● Problem description:
Count every line in the data below where "JSON" occurs, then state that number and nothing more.

● Data for this exercise:
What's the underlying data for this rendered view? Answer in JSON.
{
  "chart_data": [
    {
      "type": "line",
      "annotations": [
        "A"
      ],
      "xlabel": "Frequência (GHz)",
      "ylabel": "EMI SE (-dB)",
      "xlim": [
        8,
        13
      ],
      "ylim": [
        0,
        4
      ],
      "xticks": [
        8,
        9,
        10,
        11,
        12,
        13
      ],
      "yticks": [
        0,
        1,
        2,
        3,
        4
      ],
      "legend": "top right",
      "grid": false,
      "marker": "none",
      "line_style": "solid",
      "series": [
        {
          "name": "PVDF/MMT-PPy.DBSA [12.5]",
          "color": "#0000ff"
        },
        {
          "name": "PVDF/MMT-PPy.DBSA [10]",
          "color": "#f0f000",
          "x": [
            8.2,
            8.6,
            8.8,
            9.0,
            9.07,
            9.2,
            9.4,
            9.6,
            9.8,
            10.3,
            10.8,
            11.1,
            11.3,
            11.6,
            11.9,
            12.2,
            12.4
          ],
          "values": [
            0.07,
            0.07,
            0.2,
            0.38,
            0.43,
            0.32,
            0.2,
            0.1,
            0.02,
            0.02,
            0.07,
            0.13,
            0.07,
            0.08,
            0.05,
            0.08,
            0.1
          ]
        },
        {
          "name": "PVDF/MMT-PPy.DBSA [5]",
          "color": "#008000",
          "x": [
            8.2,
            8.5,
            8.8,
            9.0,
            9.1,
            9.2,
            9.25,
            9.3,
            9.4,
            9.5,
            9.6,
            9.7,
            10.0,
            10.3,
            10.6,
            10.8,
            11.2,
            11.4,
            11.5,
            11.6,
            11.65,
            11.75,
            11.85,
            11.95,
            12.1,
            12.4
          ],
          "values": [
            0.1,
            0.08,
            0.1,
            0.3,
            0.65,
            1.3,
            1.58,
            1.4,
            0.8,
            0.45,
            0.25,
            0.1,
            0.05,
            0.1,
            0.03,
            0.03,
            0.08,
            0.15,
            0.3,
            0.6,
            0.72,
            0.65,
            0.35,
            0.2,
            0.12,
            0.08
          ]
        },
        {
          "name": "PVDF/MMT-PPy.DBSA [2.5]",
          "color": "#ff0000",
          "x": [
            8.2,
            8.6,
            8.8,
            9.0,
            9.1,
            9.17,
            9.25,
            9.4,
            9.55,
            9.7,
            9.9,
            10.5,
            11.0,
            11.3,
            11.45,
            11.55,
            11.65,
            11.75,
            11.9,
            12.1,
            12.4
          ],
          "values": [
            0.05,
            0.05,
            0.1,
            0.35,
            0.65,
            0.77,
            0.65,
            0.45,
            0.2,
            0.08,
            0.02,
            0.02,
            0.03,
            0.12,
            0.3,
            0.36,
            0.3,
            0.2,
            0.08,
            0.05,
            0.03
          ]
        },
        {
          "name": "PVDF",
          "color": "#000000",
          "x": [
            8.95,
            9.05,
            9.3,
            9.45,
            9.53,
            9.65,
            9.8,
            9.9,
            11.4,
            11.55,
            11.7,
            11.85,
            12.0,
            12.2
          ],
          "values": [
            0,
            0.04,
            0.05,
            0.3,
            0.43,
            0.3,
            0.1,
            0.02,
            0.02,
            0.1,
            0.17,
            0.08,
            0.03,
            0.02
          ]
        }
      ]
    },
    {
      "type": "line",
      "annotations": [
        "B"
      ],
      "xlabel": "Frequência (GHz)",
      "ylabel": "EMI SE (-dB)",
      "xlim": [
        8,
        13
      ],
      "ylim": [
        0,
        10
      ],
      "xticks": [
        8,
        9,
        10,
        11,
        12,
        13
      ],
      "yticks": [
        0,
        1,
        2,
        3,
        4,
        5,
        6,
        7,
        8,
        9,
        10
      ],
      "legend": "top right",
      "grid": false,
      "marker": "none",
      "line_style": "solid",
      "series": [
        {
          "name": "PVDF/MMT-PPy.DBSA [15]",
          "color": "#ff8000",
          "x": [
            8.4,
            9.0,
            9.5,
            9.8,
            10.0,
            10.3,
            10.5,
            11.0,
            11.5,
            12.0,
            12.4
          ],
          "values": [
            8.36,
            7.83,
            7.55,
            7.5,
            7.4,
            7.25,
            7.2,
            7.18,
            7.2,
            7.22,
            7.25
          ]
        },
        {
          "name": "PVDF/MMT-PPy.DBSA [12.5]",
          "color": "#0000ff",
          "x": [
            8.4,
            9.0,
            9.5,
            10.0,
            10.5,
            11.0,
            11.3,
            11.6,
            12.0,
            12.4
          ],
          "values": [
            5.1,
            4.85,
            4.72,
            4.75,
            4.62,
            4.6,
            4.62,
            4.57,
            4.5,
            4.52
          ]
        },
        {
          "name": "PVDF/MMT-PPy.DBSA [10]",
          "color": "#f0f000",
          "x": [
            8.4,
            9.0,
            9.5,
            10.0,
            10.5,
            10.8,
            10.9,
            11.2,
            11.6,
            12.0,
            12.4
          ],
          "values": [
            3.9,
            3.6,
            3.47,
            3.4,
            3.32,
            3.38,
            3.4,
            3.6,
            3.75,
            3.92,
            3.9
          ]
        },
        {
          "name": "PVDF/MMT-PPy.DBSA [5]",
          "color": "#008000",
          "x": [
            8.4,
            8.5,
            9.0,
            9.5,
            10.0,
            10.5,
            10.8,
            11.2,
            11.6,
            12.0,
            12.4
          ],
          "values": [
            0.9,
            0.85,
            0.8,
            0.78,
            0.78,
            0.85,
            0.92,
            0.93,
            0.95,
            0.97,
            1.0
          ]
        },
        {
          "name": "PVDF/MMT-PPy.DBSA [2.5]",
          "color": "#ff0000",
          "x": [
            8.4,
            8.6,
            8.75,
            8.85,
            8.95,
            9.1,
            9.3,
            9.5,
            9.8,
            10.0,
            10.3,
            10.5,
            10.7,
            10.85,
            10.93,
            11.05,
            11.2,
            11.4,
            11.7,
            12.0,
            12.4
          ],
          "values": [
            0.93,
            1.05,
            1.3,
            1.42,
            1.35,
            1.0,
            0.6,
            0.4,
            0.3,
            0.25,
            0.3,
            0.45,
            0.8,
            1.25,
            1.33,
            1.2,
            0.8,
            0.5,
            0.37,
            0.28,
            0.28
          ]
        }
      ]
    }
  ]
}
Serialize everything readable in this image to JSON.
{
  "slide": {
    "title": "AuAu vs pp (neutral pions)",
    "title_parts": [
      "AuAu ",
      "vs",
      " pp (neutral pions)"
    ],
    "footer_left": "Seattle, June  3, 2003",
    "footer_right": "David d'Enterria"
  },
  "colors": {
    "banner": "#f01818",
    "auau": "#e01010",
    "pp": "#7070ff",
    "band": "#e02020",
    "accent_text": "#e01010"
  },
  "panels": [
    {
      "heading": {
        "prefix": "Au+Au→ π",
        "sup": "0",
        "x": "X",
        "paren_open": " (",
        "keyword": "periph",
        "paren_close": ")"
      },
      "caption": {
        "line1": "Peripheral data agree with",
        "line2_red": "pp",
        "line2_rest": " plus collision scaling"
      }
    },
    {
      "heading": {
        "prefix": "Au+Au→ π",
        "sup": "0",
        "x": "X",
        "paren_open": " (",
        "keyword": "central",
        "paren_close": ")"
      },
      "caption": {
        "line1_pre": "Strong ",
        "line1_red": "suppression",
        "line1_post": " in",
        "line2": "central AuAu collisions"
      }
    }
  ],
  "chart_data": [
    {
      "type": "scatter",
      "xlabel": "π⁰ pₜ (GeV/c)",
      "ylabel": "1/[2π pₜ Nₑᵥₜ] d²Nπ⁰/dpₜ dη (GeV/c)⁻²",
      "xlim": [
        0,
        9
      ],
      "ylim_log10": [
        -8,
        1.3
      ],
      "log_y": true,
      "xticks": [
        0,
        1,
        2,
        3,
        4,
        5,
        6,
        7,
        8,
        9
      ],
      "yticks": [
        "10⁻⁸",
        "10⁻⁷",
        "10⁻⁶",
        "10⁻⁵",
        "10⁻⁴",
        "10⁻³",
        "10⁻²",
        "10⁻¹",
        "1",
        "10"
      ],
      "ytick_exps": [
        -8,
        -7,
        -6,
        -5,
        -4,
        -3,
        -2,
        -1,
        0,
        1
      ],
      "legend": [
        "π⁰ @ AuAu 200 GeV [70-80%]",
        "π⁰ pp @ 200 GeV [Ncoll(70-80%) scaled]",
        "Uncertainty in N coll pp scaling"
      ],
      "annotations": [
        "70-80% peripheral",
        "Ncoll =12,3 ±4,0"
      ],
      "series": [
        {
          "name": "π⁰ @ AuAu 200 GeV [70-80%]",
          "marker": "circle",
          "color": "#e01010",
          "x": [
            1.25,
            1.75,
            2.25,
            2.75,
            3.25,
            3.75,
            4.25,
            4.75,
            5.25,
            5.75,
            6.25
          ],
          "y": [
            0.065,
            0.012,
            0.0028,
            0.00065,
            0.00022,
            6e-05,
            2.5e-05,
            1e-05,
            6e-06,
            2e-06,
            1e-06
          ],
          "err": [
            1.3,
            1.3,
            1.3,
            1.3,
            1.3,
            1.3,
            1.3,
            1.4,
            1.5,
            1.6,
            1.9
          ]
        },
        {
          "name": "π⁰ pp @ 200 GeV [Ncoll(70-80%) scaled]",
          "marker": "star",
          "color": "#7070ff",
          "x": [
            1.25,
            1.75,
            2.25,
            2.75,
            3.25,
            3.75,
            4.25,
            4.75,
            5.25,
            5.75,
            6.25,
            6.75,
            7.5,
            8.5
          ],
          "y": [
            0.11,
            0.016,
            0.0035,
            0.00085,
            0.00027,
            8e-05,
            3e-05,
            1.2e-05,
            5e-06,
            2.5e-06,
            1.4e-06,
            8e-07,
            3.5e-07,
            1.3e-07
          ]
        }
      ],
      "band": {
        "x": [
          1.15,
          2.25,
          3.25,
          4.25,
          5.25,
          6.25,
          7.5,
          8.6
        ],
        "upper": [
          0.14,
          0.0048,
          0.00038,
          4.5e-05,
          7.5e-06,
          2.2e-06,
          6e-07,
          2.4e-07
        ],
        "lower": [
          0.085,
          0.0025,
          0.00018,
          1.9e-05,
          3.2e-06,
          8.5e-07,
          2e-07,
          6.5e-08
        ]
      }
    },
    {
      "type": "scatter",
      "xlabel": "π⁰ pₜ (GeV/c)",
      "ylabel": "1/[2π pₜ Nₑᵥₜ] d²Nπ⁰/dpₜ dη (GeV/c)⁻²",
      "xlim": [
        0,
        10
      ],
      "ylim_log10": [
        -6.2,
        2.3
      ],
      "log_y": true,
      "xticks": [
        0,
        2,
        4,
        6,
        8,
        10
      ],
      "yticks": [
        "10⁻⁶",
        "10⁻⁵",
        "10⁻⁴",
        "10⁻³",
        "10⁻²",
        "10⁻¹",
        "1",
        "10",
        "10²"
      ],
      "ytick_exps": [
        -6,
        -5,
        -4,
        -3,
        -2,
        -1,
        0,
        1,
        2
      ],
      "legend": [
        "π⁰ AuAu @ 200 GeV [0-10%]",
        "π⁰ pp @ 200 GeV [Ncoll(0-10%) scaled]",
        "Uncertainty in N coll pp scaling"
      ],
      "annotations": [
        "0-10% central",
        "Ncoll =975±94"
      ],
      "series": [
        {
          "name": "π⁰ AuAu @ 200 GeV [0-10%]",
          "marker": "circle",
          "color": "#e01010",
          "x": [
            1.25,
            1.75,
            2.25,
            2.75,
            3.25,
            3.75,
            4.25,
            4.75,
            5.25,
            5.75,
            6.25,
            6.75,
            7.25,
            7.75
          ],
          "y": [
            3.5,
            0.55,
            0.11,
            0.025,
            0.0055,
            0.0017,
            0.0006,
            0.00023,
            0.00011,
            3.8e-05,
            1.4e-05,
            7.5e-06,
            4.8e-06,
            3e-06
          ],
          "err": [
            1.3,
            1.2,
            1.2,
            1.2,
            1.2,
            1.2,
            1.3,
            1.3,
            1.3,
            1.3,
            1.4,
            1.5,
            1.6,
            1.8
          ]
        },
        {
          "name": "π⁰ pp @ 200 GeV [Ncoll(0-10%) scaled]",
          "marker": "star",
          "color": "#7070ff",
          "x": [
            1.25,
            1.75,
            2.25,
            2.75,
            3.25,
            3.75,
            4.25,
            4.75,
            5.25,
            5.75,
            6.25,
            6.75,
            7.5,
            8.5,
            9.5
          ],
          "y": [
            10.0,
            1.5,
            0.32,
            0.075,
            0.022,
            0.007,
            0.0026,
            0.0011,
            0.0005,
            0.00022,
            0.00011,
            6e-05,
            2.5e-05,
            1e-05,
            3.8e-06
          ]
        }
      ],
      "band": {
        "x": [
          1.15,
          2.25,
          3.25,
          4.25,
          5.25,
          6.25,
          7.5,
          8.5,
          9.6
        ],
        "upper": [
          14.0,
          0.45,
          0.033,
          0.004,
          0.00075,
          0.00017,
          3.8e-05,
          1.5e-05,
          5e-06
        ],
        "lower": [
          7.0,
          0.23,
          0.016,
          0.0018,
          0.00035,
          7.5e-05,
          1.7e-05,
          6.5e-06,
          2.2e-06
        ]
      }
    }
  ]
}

● Response:
2